TASK PROMPT - Copy, in full, each line of the material that holds the word "color".

···

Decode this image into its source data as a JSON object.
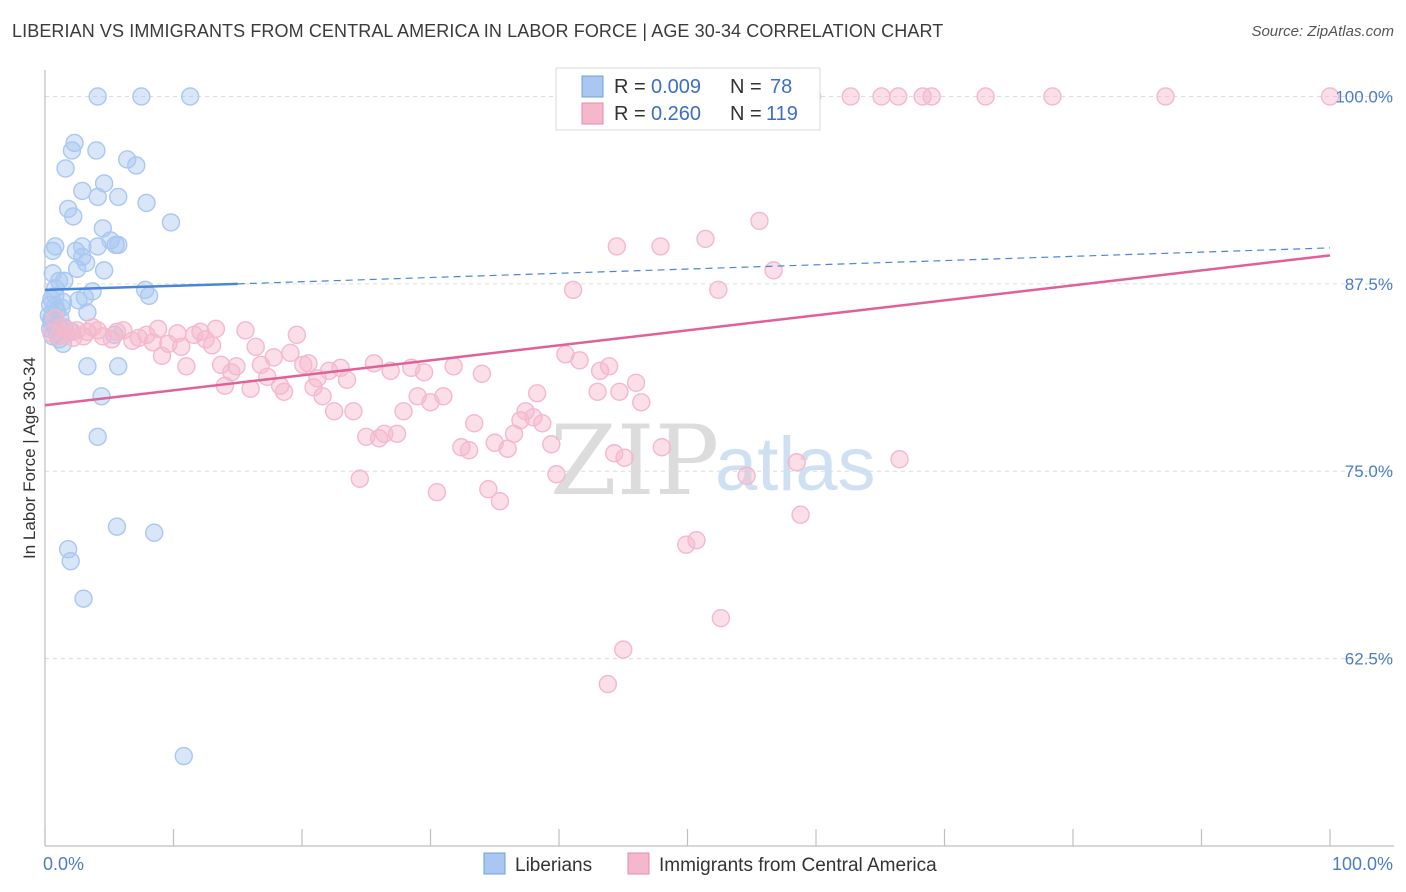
{
  "header": {
    "title": "LIBERIAN VS IMMIGRANTS FROM CENTRAL AMERICA IN LABOR FORCE | AGE 30-34 CORRELATION CHART",
    "source": "Source: ZipAtlas.com"
  },
  "watermark": {
    "zip": "ZIP",
    "atlas": "atlas"
  },
  "legend_top": {
    "rows": [
      {
        "r_label": "R = ",
        "r_value": "0.009",
        "n_label": "N = ",
        "n_value": "78",
        "color": "#a9c7f0"
      },
      {
        "r_label": "R = ",
        "r_value": "0.260",
        "n_label": "N = ",
        "n_value": "119",
        "color": "#f5b8cb"
      }
    ]
  },
  "legend_bottom": [
    {
      "label": "Liberians",
      "color": "#a9c7f0"
    },
    {
      "label": "Immigrants from Central America",
      "color": "#f5b8cb"
    }
  ],
  "chart_data": {
    "type": "scatter",
    "title": "LIBERIAN VS IMMIGRANTS FROM CENTRAL AMERICA IN LABOR FORCE | AGE 30-34 CORRELATION CHART",
    "ylabel": "In Labor Force | Age 30-34",
    "xlabel": "",
    "xlim": [
      0,
      100
    ],
    "ylim": [
      50,
      101.5
    ],
    "x_tick_labels": [
      "0.0%",
      "100.0%"
    ],
    "y_ticks": [
      62.5,
      75.0,
      87.5,
      100.0
    ],
    "y_tick_labels": [
      "62.5%",
      "75.0%",
      "87.5%",
      "100.0%"
    ],
    "grid": "horizontal dashed",
    "legend_position": "top-center",
    "series": [
      {
        "name": "Liberians",
        "color": "#4a86d8",
        "fill": "#a9c7f0",
        "R": 0.009,
        "N": 78,
        "trend": {
          "x0": 0,
          "y0": 87.1,
          "x1": 15,
          "y1": 87.5,
          "x_ext": 100,
          "y_ext": 89.9
        },
        "points": [
          [
            4.1,
            100
          ],
          [
            7.5,
            100
          ],
          [
            11.3,
            100
          ],
          [
            2.1,
            96.4
          ],
          [
            2.3,
            96.9
          ],
          [
            4.0,
            96.4
          ],
          [
            1.6,
            95.2
          ],
          [
            6.4,
            95.8
          ],
          [
            7.1,
            95.4
          ],
          [
            4.6,
            94.2
          ],
          [
            2.9,
            93.7
          ],
          [
            4.1,
            93.3
          ],
          [
            5.7,
            93.3
          ],
          [
            7.9,
            92.9
          ],
          [
            1.8,
            92.5
          ],
          [
            2.2,
            92.0
          ],
          [
            9.8,
            91.6
          ],
          [
            4.5,
            91.2
          ],
          [
            0.8,
            90.0
          ],
          [
            2.9,
            90.0
          ],
          [
            4.1,
            90.0
          ],
          [
            5.1,
            90.4
          ],
          [
            5.5,
            90.1
          ],
          [
            5.7,
            90.1
          ],
          [
            0.6,
            89.7
          ],
          [
            2.4,
            89.7
          ],
          [
            2.9,
            89.3
          ],
          [
            3.2,
            88.9
          ],
          [
            2.5,
            88.5
          ],
          [
            4.6,
            88.4
          ],
          [
            0.6,
            88.2
          ],
          [
            1.1,
            87.7
          ],
          [
            1.5,
            87.7
          ],
          [
            0.8,
            87.2
          ],
          [
            3.7,
            87.0
          ],
          [
            7.8,
            87.1
          ],
          [
            8.1,
            86.7
          ],
          [
            0.5,
            86.5
          ],
          [
            0.8,
            86.7
          ],
          [
            1.4,
            86.3
          ],
          [
            2.6,
            86.4
          ],
          [
            3.1,
            86.6
          ],
          [
            0.4,
            86.1
          ],
          [
            0.8,
            86.0
          ],
          [
            1.3,
            85.9
          ],
          [
            0.9,
            85.7
          ],
          [
            3.3,
            85.6
          ],
          [
            0.3,
            85.4
          ],
          [
            0.5,
            85.2
          ],
          [
            1.2,
            85.2
          ],
          [
            0.5,
            84.9
          ],
          [
            0.8,
            84.7
          ],
          [
            1.0,
            84.8
          ],
          [
            1.5,
            84.6
          ],
          [
            0.4,
            84.5
          ],
          [
            0.9,
            84.2
          ],
          [
            2.1,
            84.3
          ],
          [
            0.6,
            84.0
          ],
          [
            1.1,
            83.8
          ],
          [
            1.4,
            83.5
          ],
          [
            5.4,
            84.1
          ],
          [
            3.3,
            82.0
          ],
          [
            5.7,
            82.0
          ],
          [
            4.4,
            80.0
          ],
          [
            4.1,
            77.3
          ],
          [
            5.6,
            71.3
          ],
          [
            8.5,
            70.9
          ],
          [
            1.8,
            69.8
          ],
          [
            2.0,
            69.0
          ],
          [
            3.0,
            66.5
          ],
          [
            10.8,
            56.0
          ]
        ]
      },
      {
        "name": "Immigrants from Central America",
        "color": "#e0609a",
        "fill": "#f5b8cb",
        "R": 0.26,
        "N": 119,
        "trend": {
          "x0": 0,
          "y0": 79.4,
          "x1": 100,
          "y1": 89.4
        },
        "points": [
          [
            53.3,
            100
          ],
          [
            59.7,
            100
          ],
          [
            62.7,
            100
          ],
          [
            65.1,
            100
          ],
          [
            66.4,
            100
          ],
          [
            68.3,
            100
          ],
          [
            69.0,
            100
          ],
          [
            73.2,
            100
          ],
          [
            78.4,
            100
          ],
          [
            87.2,
            100
          ],
          [
            100,
            100
          ],
          [
            55.6,
            91.7
          ],
          [
            51.4,
            90.5
          ],
          [
            47.9,
            90.0
          ],
          [
            44.5,
            90.0
          ],
          [
            56.7,
            88.4
          ],
          [
            41.1,
            87.1
          ],
          [
            52.4,
            87.1
          ],
          [
            0.5,
            84.2
          ],
          [
            0.8,
            85.2
          ],
          [
            1.0,
            84.0
          ],
          [
            1.3,
            84.6
          ],
          [
            1.6,
            84.1
          ],
          [
            1.9,
            84.4
          ],
          [
            2.2,
            83.9
          ],
          [
            2.5,
            84.4
          ],
          [
            3.0,
            84.0
          ],
          [
            3.3,
            84.3
          ],
          [
            3.7,
            84.6
          ],
          [
            4.1,
            84.4
          ],
          [
            4.5,
            84.0
          ],
          [
            5.2,
            83.8
          ],
          [
            5.6,
            84.3
          ],
          [
            6.1,
            84.4
          ],
          [
            6.8,
            83.7
          ],
          [
            7.3,
            83.9
          ],
          [
            7.9,
            84.1
          ],
          [
            8.4,
            83.6
          ],
          [
            8.8,
            84.5
          ],
          [
            9.1,
            82.7
          ],
          [
            9.6,
            83.5
          ],
          [
            10.3,
            84.2
          ],
          [
            10.6,
            83.3
          ],
          [
            11.0,
            82.0
          ],
          [
            11.6,
            84.1
          ],
          [
            12.1,
            84.3
          ],
          [
            12.5,
            83.8
          ],
          [
            13.0,
            83.4
          ],
          [
            13.3,
            84.5
          ],
          [
            13.7,
            82.1
          ],
          [
            14.0,
            80.7
          ],
          [
            14.5,
            81.6
          ],
          [
            14.9,
            82.0
          ],
          [
            15.6,
            84.4
          ],
          [
            16.0,
            80.5
          ],
          [
            16.4,
            83.3
          ],
          [
            16.8,
            82.1
          ],
          [
            17.3,
            81.3
          ],
          [
            17.8,
            82.6
          ],
          [
            18.3,
            80.7
          ],
          [
            18.6,
            80.3
          ],
          [
            19.1,
            82.9
          ],
          [
            19.6,
            84.1
          ],
          [
            20.1,
            82.1
          ],
          [
            20.5,
            82.2
          ],
          [
            20.9,
            80.6
          ],
          [
            21.2,
            81.2
          ],
          [
            21.6,
            80.0
          ],
          [
            22.1,
            81.7
          ],
          [
            22.5,
            79.0
          ],
          [
            23.0,
            81.9
          ],
          [
            23.5,
            81.1
          ],
          [
            24.0,
            79.0
          ],
          [
            24.5,
            74.5
          ],
          [
            25.0,
            77.3
          ],
          [
            25.6,
            82.2
          ],
          [
            26.0,
            77.2
          ],
          [
            26.4,
            77.5
          ],
          [
            26.9,
            81.7
          ],
          [
            27.4,
            77.5
          ],
          [
            27.9,
            79.0
          ],
          [
            28.5,
            81.9
          ],
          [
            29.0,
            80.0
          ],
          [
            29.5,
            81.6
          ],
          [
            30.0,
            79.6
          ],
          [
            30.5,
            73.6
          ],
          [
            31.0,
            80.0
          ],
          [
            31.8,
            82.0
          ],
          [
            32.4,
            76.6
          ],
          [
            33.0,
            76.4
          ],
          [
            33.4,
            78.2
          ],
          [
            34.0,
            81.5
          ],
          [
            34.5,
            73.8
          ],
          [
            35.0,
            76.9
          ],
          [
            35.4,
            73.0
          ],
          [
            36.0,
            76.5
          ],
          [
            36.5,
            77.5
          ],
          [
            37.0,
            78.4
          ],
          [
            37.4,
            79.0
          ],
          [
            38.0,
            78.6
          ],
          [
            38.3,
            80.2
          ],
          [
            38.7,
            78.2
          ],
          [
            39.4,
            76.8
          ],
          [
            39.8,
            74.8
          ],
          [
            40.5,
            82.8
          ],
          [
            41.6,
            82.4
          ],
          [
            43.0,
            80.3
          ],
          [
            43.2,
            81.7
          ],
          [
            43.9,
            82.0
          ],
          [
            44.7,
            80.3
          ],
          [
            44.3,
            76.2
          ],
          [
            45.1,
            75.9
          ],
          [
            46.0,
            80.9
          ],
          [
            46.4,
            79.6
          ],
          [
            48.0,
            76.6
          ],
          [
            54.6,
            74.7
          ],
          [
            58.5,
            75.6
          ],
          [
            58.8,
            72.1
          ],
          [
            66.5,
            75.8
          ],
          [
            49.9,
            70.1
          ],
          [
            50.7,
            70.4
          ],
          [
            52.6,
            65.2
          ],
          [
            45.0,
            63.1
          ],
          [
            43.8,
            60.8
          ]
        ]
      }
    ]
  }
}
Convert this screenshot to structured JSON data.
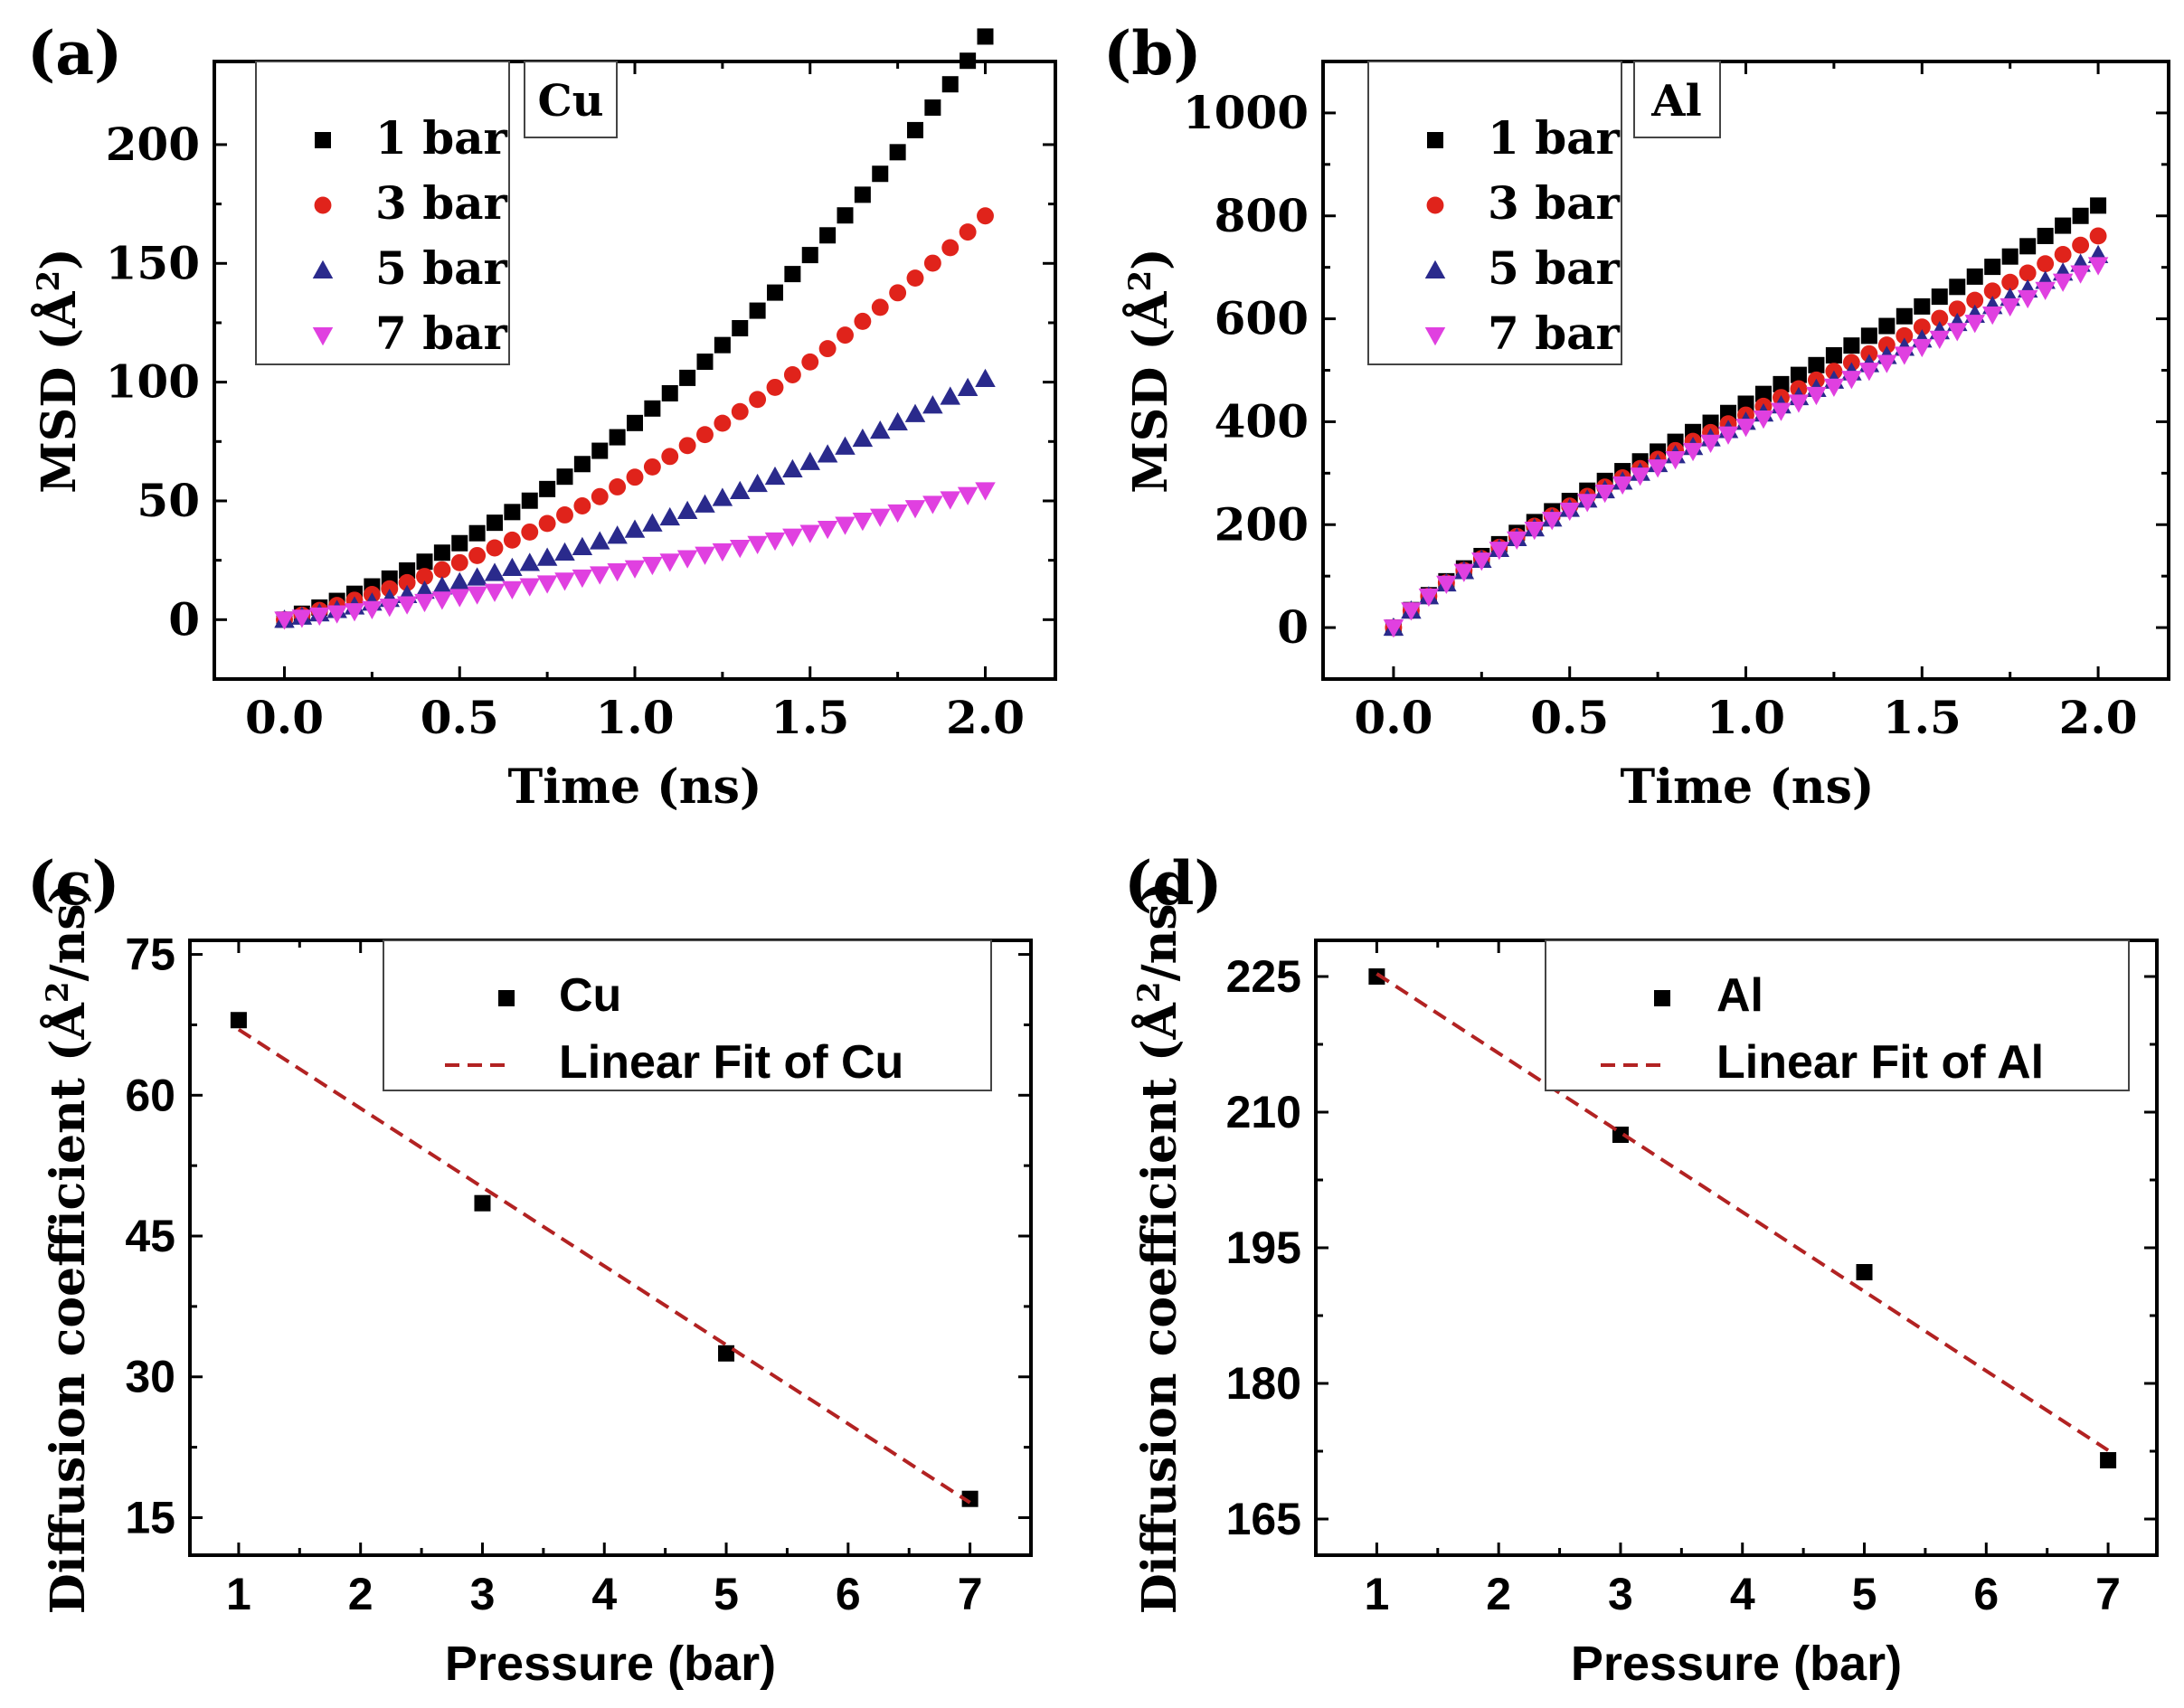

···

CORRECT OUTPUT -
        "color": "#a9c7f0"
        "color": "#f5b8cb"
      "color": "#a9c7f0"
      "color": "#f5b8cb"
        "color": "#4a86d8",
        "color": "#e0609a",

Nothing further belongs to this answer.